Written request: In the material below, find every line with "перелова" and pull it out.

[Stored records]
******************************

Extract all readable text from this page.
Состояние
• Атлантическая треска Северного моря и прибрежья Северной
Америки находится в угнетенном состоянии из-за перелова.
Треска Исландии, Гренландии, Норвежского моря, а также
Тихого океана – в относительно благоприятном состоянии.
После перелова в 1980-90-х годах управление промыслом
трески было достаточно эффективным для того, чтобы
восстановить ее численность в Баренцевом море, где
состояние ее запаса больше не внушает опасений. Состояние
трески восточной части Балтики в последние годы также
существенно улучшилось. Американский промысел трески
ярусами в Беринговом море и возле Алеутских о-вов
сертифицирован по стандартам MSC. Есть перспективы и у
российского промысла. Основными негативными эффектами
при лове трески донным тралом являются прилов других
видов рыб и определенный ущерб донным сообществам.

******************************

The result:
Америки находится в угнетенном состоянии из-за перелова.
После перелова в 1980-90-х годах управление промыслом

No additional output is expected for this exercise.